Extract each line bearing the word "dụng".

*Collection entries*
☆ ☆ ☆

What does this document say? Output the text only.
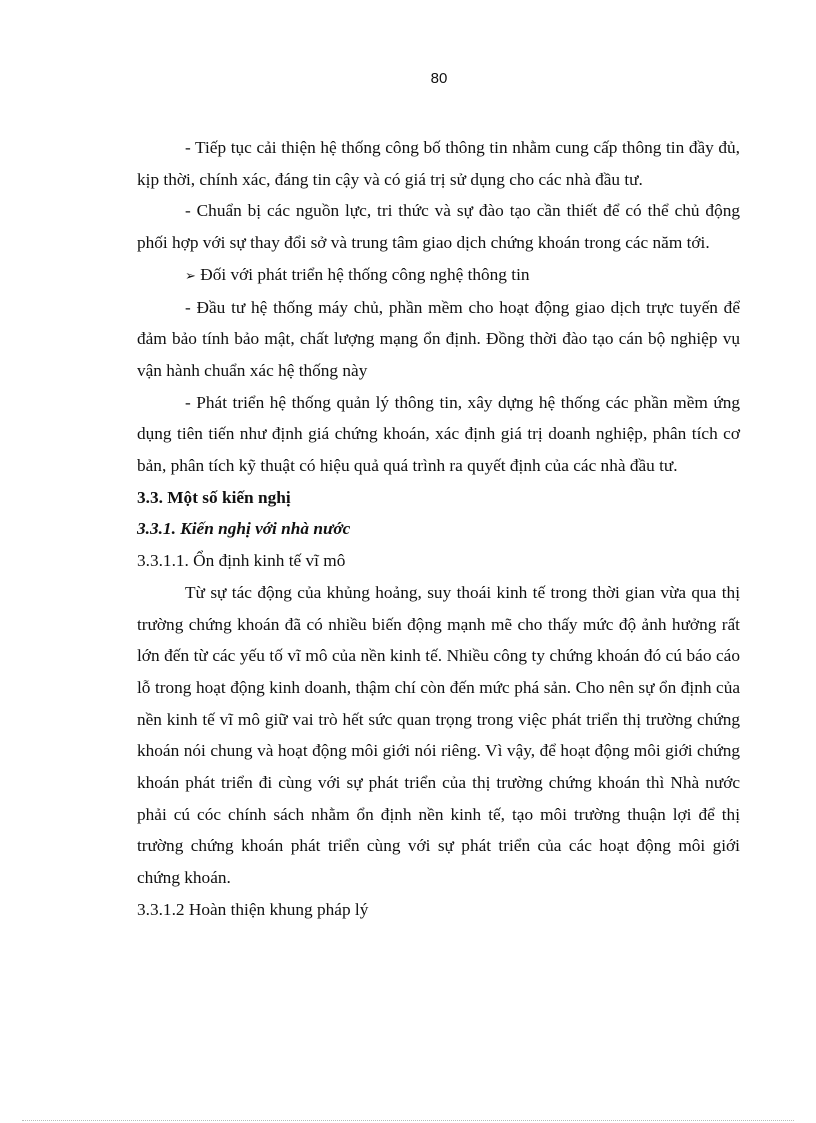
80

- Tiếp tục cải thiện hệ thống công bố thông tin nhằm cung cấp thông tin đầy đủ, kịp thời, chính xác, đáng tin cậy và có giá trị sử dụng cho các nhà đầu tư.

- Chuẩn bị các nguồn lực, tri thức và sự đào tạo cần thiết để có thể chủ động phối hợp với sự thay đổi sở và trung tâm giao dịch chứng khoán trong các năm tới.

➢ Đối với phát triển hệ thống công nghệ thông tin

- Đầu tư hệ thống máy chủ, phần mềm cho hoạt động giao dịch trực tuyến để đảm bảo tính bảo mật, chất lượng mạng ổn định. Đồng thời đào tạo cán bộ nghiệp vụ vận hành chuẩn xác hệ thống này

- Phát triển hệ thống quản lý thông tin, xây dựng hệ thống các phần mềm ứng dụng tiên tiến như định giá chứng khoán, xác định giá trị doanh nghiệp, phân tích cơ bản, phân tích kỹ thuật có hiệu quả quá trình ra quyết định của các nhà đầu tư.

3.3. Một số kiến nghị

3.3.1. Kiến nghị với nhà nước

3.3.1.1. Ổn định kinh tế vĩ mô

Từ sự tác động của khủng hoảng, suy thoái kinh tế trong thời gian vừa qua thị trường chứng khoán đã có nhiều biến động mạnh mẽ cho thấy mức độ ảnh hưởng rất lớn đến từ các yếu tố vĩ mô của nền kinh tế. Nhiều công ty chứng khoán đó cú báo cáo lỗ trong hoạt động kinh doanh, thậm chí còn đến mức phá sản. Cho nên sự ổn định của nền kinh tế vĩ mô giữ vai trò hết sức quan trọng trong việc phát triển thị trường chứng khoán nói chung và hoạt động môi giới nói riêng. Vì vậy, để hoạt động môi giới chứng khoán phát triển đi cùng với sự phát triển của thị trường chứng khoán thì Nhà nước phải cú cóc chính sách nhằm ổn định nền kinh tế, tạo môi trường thuận lợi để thị trường chứng khoán phát triển cùng với sự phát triển của các hoạt động môi giới chứng khoán.

3.3.1.2 Hoàn thiện khung pháp lý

☆ ☆ ☆

*Final answer*
- Tiếp tục cải thiện hệ thống công bố thông tin nhằm cung cấp thông tin đầy đủ, kịp thời, chính xác, đáng tin cậy và có giá trị sử dụng cho các nhà đầu tư.
- Phát triển hệ thống quản lý thông tin, xây dựng hệ thống các phần mềm ứng dụng tiên tiến như định giá chứng khoán, xác định giá trị doanh nghiệp, phân tích cơ bản, phân tích kỹ thuật có hiệu quả quá trình ra quyết định của các nhà đầu tư.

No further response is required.